▸ Problem details
Leaving out all images, write out the records that follow exactly.

(Dataset entries)

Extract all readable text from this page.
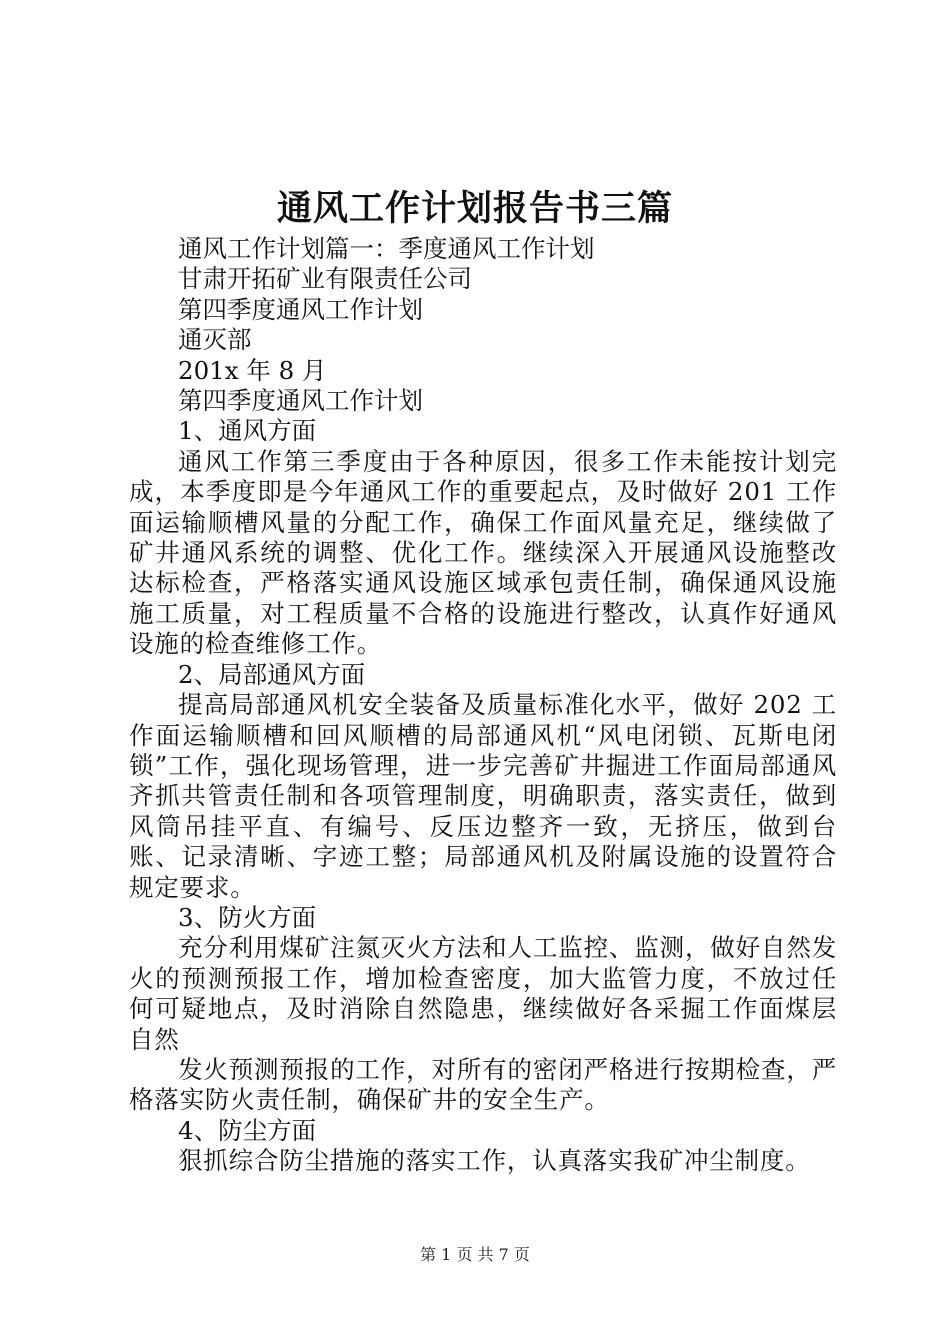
通风工作计划报告书三篇
通风工作计划篇一：季度通风工作计划
甘肃开拓矿业有限责任公司
第四季度通风工作计划
通灭部
201x 年 8 月
第四季度通风工作计划
1、通风方面

通风工作第三季度由于各种原因，很多工作未能按计划完成，本季度即是今年通风工作的重要起点，及时做好 201 工作面运输顺槽风量的分配工作，确保工作面风量充足，继续做了矿井通风系统的调整、优化工作。继续深入开展通风设施整改达标检查，严格落实通风设施区域承包责任制，确保通风设施施工质量，对工程质量不合格的设施进行整改，认真作好通风设施的检查维修工作。

2、局部通风方面

提高局部通风机安全装备及质量标准化水平，做好 202 工作面运输顺槽和回风顺槽的局部通风机“风电闭锁、瓦斯电闭锁”工作，强化现场管理，进一步完善矿井掘进工作面局部通风齐抓共管责任制和各项管理制度，明确职责，落实责任，做到风筒吊挂平直、有编号、反压边整齐一致，无挤压，做到台账、记录清晰、字迹工整；局部通风机及附属设施的设置符合规定要求。

3、防火方面

充分利用煤矿注氮灭火方法和人工监控、监测，做好自然发火的预测预报工作，增加检查密度，加大监管力度，不放过任何可疑地点，及时消除自然隐患，继续做好各采掘工作面煤层自然

发火预测预报的工作，对所有的密闭严格进行按期检查，严格落实防火责任制，确保矿井的安全生产。

4、防尘方面

狠抓综合防尘措施的落实工作，认真落实我矿冲尘制度。

第 1 页 共 7 页
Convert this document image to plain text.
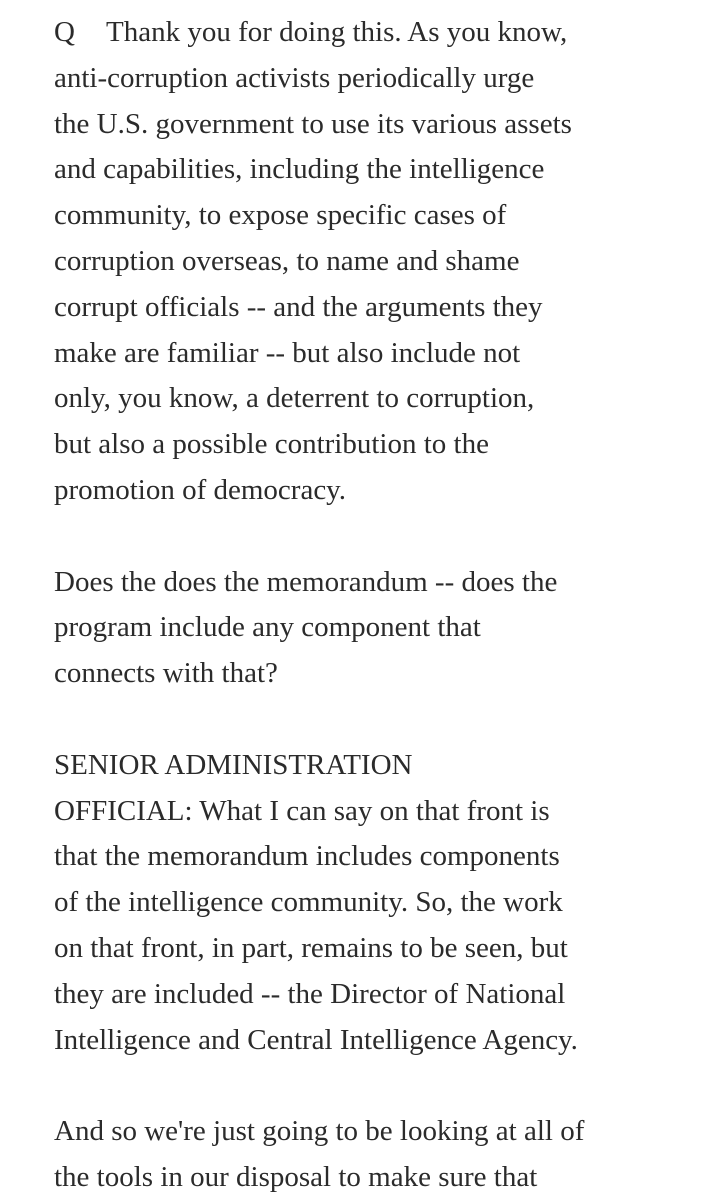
Q Thank you for doing this. As you know,
anti-corruption activists periodically urge
the U.S. government to use its various assets
and capabilities, including the intelligence
community, to expose specific cases of
corruption overseas, to name and shame
corrupt officials -- and the arguments they
make are familiar -- but also include not
only, you know, a deterrent to corruption,
but also a possible contribution to the
promotion of democracy.
Does the does the memorandum -- does the
program include any component that
connects with that?
SENIOR ADMINISTRATION
OFFICIAL: What I can say on that front is
that the memorandum includes components
of the intelligence community. So, the work
on that front, in part, remains to be seen, but
they are included -- the Director of National
Intelligence and Central Intelligence Agency.
And so we're just going to be looking at all of
the tools in our disposal to make sure that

▸ Solution to this exercise
Extract all readable text from this page.
通风工作计划报告书三篇
通风工作计划篇一：季度通风工作计划
甘肃开拓矿业有限责任公司
第四季度通风工作计划
通灭部
201x 年 8 月
第四季度通风工作计划
1、通风方面

通风工作第三季度由于各种原因，很多工作未能按计划完成，本季度即是今年通风工作的重要起点，及时做好 201 工作面运输顺槽风量的分配工作，确保工作面风量充足，继续做了矿井通风系统的调整、优化工作。继续深入开展通风设施整改达标检查，严格落实通风设施区域承包责任制，确保通风设施施工质量，对工程质量不合格的设施进行整改，认真作好通风设施的检查维修工作。

2、局部通风方面

提高局部通风机安全装备及质量标准化水平，做好 202 工作面运输顺槽和回风顺槽的局部通风机“风电闭锁、瓦斯电闭锁”工作，强化现场管理，进一步完善矿井掘进工作面局部通风齐抓共管责任制和各项管理制度，明确职责，落实责任，做到风筒吊挂平直、有编号、反压边整齐一致，无挤压，做到台账、记录清晰、字迹工整；局部通风机及附属设施的设置符合规定要求。

3、防火方面

充分利用煤矿注氮灭火方法和人工监控、监测，做好自然发火的预测预报工作，增加检查密度，加大监管力度，不放过任何可疑地点，及时消除自然隐患，继续做好各采掘工作面煤层自然

发火预测预报的工作，对所有的密闭严格进行按期检查，严格落实防火责任制，确保矿井的安全生产。

4、防尘方面

狠抓综合防尘措施的落实工作，认真落实我矿冲尘制度。

第 1 页 共 7 页
Convert this document image to plain text.
Q Thank you for doing this. As you know,
anti-corruption activists periodically urge
the U.S. government to use its various assets
and capabilities, including the intelligence
community, to expose specific cases of
corruption overseas, to name and shame
corrupt officials -- and the arguments they
make are familiar -- but also include not
only, you know, a deterrent to corruption,
but also a possible contribution to the
promotion of democracy.
Does the does the memorandum -- does the
program include any component that
connects with that?
SENIOR ADMINISTRATION
OFFICIAL: What I can say on that front is
that the memorandum includes components
of the intelligence community. So, the work
on that front, in part, remains to be seen, but
they are included -- the Director of National
Intelligence and Central Intelligence Agency.
And so we're just going to be looking at all of
the tools in our disposal to make sure that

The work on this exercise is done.